Determine how many lines include the string "юридических". Output that number only.

▶ _DATASET CONTENT_
----
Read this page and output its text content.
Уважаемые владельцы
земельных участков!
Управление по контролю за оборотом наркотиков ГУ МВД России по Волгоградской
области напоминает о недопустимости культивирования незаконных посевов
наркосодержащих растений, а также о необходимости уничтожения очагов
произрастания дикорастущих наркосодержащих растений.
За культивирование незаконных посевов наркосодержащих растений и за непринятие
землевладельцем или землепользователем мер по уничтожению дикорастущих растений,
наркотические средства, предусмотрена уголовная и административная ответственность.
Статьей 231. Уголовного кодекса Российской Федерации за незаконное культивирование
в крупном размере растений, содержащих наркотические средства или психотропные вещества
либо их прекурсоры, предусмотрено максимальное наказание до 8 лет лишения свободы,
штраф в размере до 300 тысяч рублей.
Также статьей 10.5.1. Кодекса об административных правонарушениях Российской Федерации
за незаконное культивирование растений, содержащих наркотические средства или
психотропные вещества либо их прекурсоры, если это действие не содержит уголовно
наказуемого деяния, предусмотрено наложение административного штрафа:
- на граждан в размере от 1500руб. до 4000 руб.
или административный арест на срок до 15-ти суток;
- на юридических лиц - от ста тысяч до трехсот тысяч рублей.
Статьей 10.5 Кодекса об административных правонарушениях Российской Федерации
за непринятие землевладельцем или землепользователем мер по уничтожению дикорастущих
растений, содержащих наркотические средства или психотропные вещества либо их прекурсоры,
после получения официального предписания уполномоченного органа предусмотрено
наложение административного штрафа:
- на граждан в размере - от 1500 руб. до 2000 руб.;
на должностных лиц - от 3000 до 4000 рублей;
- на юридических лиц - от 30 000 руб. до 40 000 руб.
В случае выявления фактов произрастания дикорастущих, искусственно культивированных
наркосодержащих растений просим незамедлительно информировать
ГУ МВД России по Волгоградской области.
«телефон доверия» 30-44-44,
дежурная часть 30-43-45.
----
▶ _FINAL ANSWER_
2